*** DATA FOR PROCESSING

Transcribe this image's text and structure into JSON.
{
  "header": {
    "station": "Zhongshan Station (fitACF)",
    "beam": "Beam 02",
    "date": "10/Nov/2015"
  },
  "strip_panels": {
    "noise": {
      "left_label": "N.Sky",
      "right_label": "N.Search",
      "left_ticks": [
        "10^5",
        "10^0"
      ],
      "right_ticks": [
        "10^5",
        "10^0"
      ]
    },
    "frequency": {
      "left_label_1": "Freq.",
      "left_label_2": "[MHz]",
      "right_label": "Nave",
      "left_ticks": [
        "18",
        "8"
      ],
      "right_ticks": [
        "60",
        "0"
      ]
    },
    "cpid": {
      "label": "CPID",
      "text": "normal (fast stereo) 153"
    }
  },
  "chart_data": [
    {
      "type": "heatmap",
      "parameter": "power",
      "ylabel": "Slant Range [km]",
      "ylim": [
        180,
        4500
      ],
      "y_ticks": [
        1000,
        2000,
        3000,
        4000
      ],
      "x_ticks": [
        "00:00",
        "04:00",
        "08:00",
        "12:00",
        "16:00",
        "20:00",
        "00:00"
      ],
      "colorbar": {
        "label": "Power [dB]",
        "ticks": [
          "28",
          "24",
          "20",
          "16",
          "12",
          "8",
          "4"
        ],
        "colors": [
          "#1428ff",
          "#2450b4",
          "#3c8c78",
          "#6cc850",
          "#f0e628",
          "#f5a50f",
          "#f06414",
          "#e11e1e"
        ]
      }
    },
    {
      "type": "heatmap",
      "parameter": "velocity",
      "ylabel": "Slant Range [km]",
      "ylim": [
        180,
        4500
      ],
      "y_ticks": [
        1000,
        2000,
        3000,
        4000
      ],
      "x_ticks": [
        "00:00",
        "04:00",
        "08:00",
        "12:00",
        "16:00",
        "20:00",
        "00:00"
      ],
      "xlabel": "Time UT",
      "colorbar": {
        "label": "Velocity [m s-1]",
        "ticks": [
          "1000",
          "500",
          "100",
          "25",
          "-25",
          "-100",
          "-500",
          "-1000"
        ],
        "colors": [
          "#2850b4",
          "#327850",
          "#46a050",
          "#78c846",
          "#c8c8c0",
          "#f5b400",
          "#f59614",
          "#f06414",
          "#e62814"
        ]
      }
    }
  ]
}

******
*** DATA FOR PROCESSING

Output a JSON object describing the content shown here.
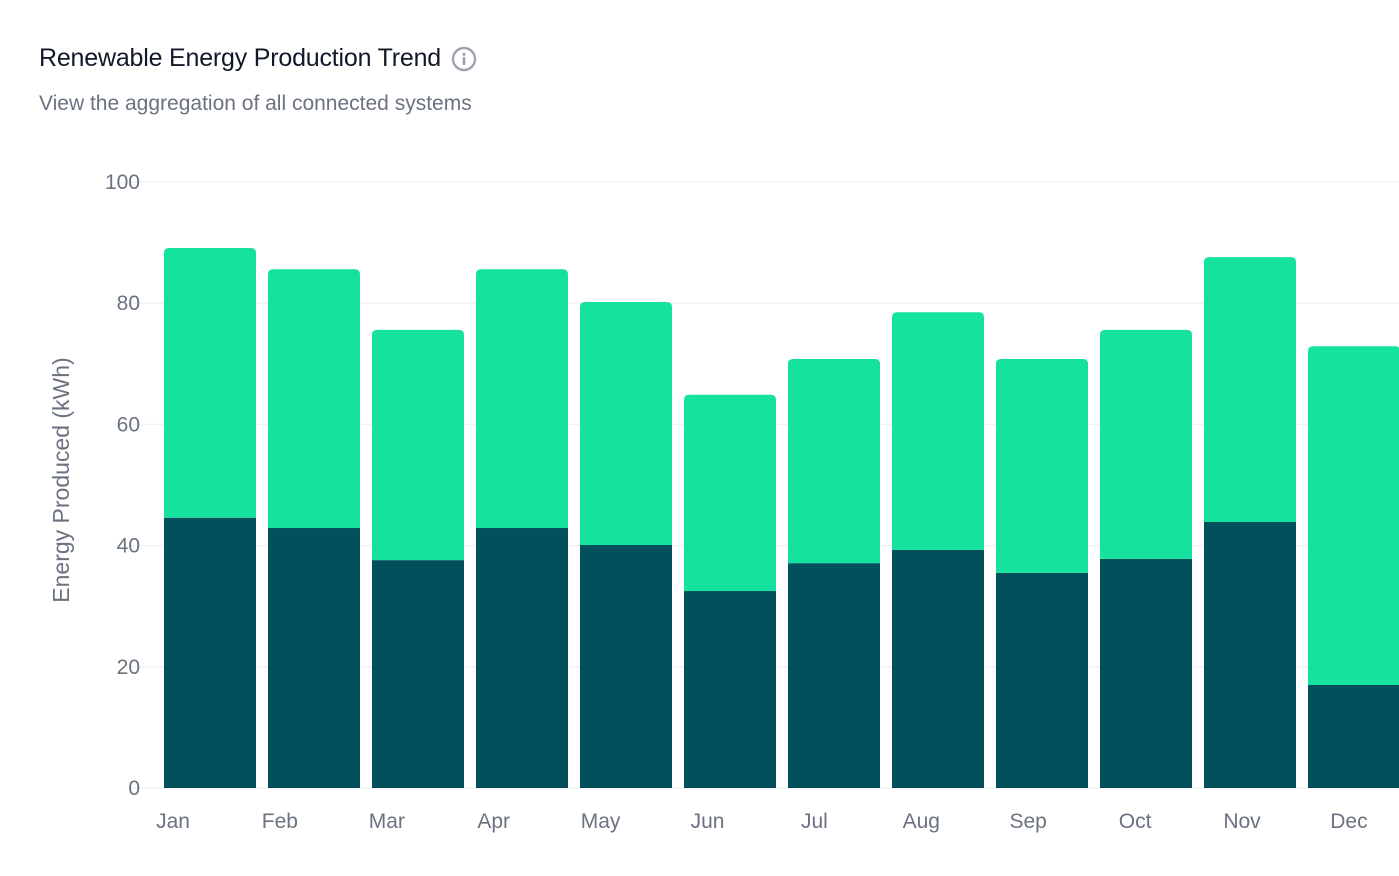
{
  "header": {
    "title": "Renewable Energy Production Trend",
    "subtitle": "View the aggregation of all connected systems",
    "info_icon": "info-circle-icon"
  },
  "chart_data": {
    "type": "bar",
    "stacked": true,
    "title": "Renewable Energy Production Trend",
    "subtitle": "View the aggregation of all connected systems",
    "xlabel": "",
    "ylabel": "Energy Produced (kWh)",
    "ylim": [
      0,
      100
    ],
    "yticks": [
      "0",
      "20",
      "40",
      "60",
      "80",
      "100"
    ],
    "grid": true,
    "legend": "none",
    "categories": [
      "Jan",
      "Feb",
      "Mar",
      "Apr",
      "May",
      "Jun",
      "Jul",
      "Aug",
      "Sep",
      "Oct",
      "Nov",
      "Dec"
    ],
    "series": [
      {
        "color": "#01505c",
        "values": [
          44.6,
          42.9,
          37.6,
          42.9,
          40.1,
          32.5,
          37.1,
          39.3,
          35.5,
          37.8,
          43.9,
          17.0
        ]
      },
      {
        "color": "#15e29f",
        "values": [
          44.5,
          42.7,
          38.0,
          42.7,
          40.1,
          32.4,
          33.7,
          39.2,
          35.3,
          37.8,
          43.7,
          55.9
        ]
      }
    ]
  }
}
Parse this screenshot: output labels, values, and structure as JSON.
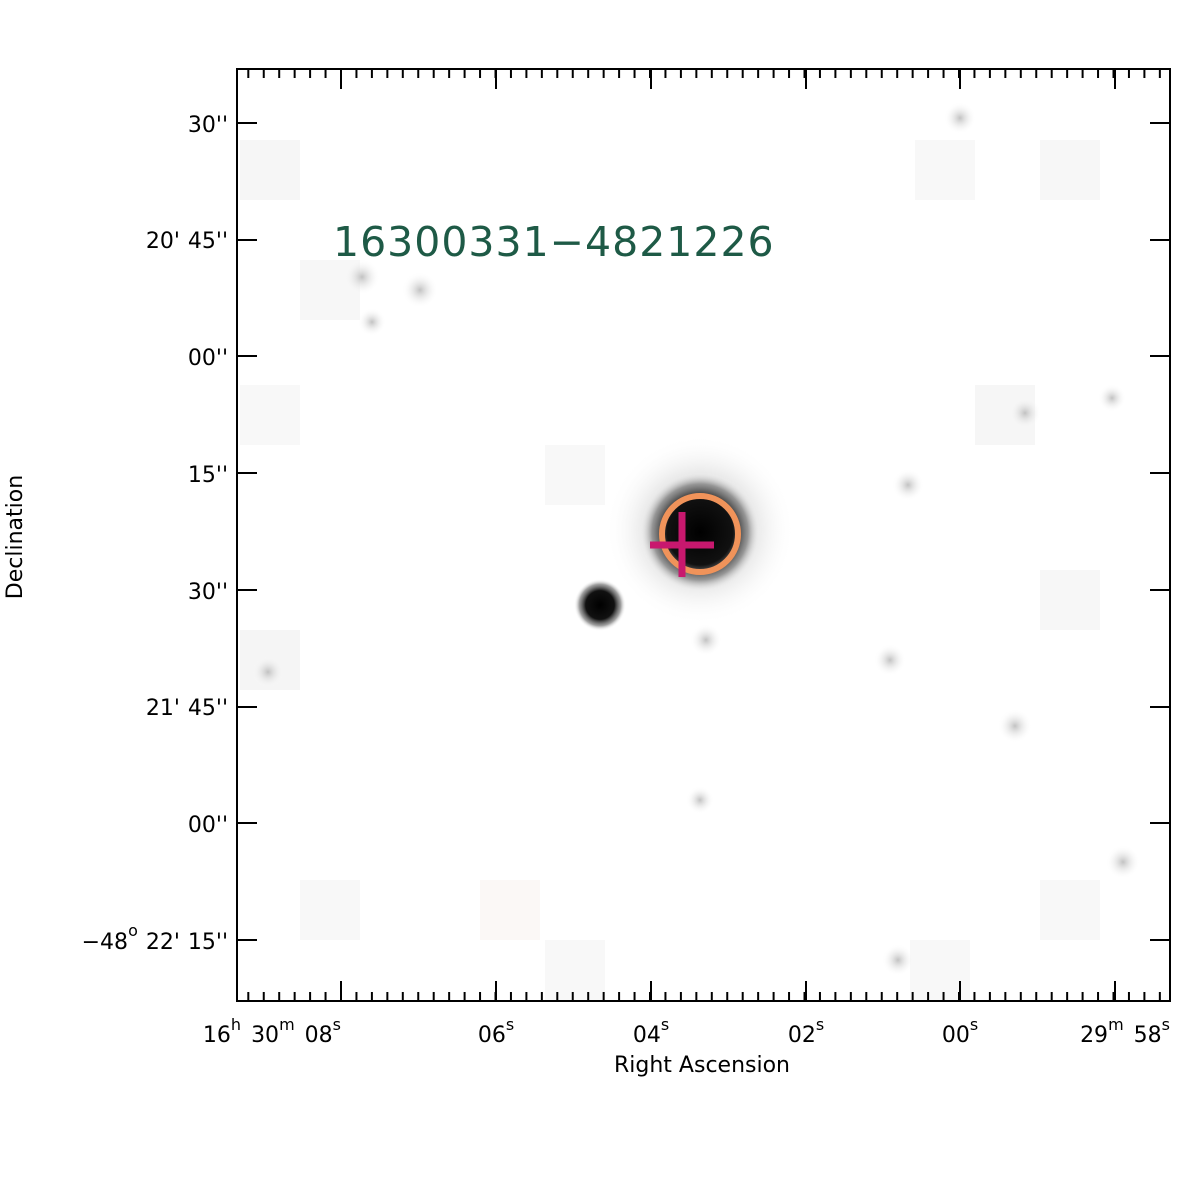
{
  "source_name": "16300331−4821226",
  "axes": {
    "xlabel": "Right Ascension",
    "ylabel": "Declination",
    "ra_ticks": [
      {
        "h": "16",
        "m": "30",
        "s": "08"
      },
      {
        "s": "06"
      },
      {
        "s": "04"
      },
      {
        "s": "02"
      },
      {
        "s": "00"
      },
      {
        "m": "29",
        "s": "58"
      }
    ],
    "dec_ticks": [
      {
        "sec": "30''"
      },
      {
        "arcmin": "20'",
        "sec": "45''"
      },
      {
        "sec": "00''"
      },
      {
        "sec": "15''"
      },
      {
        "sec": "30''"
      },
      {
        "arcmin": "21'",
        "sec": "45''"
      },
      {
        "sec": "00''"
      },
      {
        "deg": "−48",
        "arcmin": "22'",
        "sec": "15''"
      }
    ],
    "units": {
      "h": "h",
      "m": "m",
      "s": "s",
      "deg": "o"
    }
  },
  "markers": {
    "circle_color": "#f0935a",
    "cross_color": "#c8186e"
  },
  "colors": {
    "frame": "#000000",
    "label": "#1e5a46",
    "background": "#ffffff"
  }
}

******
*** DATA FOR PROCESSING

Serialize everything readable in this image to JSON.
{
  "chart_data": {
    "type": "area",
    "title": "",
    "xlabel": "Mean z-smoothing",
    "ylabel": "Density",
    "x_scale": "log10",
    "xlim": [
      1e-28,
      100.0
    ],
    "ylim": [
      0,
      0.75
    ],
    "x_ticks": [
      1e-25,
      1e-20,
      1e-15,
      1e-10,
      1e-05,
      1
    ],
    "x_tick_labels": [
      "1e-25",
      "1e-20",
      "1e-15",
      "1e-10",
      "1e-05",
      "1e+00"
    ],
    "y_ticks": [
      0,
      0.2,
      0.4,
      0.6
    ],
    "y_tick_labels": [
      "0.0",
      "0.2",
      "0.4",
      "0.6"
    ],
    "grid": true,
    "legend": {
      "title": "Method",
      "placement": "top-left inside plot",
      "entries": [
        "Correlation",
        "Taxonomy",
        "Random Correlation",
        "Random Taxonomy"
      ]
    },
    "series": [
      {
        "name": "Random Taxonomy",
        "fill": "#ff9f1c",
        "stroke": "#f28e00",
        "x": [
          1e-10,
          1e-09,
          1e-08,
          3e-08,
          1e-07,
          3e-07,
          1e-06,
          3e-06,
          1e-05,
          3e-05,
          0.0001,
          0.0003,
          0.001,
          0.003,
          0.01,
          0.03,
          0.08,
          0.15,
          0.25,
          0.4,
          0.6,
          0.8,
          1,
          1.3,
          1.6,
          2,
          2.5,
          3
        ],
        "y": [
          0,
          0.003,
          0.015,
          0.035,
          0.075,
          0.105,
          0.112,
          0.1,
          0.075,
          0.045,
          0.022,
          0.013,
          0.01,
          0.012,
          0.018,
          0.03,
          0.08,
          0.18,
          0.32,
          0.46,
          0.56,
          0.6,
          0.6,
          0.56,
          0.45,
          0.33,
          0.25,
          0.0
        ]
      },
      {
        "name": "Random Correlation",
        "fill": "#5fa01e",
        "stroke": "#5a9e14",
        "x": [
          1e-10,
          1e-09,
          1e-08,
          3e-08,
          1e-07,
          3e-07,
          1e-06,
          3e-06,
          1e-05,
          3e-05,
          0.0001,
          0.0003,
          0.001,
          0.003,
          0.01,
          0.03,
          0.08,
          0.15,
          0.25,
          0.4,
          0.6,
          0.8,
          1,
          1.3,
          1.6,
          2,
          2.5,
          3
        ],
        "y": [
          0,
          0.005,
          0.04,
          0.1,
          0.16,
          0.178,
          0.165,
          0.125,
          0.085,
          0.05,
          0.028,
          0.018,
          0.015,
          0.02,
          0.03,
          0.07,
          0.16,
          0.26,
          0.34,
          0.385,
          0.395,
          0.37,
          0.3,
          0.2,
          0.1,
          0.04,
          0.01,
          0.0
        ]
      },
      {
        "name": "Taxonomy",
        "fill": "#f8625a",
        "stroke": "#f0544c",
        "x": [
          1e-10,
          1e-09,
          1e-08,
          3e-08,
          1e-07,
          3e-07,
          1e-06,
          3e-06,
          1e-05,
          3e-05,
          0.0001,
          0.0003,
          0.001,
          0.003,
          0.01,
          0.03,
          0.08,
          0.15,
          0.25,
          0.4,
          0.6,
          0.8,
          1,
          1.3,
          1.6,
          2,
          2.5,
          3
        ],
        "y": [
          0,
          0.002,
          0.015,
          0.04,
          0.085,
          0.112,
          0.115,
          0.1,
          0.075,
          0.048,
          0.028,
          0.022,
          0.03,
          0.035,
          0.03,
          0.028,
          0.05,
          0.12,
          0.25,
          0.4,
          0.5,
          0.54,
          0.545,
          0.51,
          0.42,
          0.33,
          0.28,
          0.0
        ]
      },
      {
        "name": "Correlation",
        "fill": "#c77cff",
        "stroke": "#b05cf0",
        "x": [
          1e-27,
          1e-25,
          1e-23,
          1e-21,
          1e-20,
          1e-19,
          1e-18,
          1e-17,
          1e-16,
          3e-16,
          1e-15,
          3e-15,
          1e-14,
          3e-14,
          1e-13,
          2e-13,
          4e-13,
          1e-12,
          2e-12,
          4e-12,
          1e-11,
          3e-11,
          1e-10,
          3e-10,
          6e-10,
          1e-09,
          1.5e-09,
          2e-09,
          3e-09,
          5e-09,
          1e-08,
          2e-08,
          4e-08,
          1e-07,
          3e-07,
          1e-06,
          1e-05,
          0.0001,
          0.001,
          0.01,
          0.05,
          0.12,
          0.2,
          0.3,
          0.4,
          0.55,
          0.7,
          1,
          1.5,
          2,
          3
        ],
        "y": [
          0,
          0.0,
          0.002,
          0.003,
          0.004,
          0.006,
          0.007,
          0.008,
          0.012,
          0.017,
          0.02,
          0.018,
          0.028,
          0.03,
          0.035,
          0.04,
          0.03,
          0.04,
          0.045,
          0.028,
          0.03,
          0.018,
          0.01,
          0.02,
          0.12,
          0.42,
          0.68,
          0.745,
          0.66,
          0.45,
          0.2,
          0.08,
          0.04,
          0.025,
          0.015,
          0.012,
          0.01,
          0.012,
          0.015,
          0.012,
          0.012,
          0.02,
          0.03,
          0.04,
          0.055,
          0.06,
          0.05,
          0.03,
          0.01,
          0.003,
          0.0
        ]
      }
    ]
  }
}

******

REQUEST. Go over the records above and tally the lines with the word "structure" in them. Give the number alone.

THE SOLUTION. 2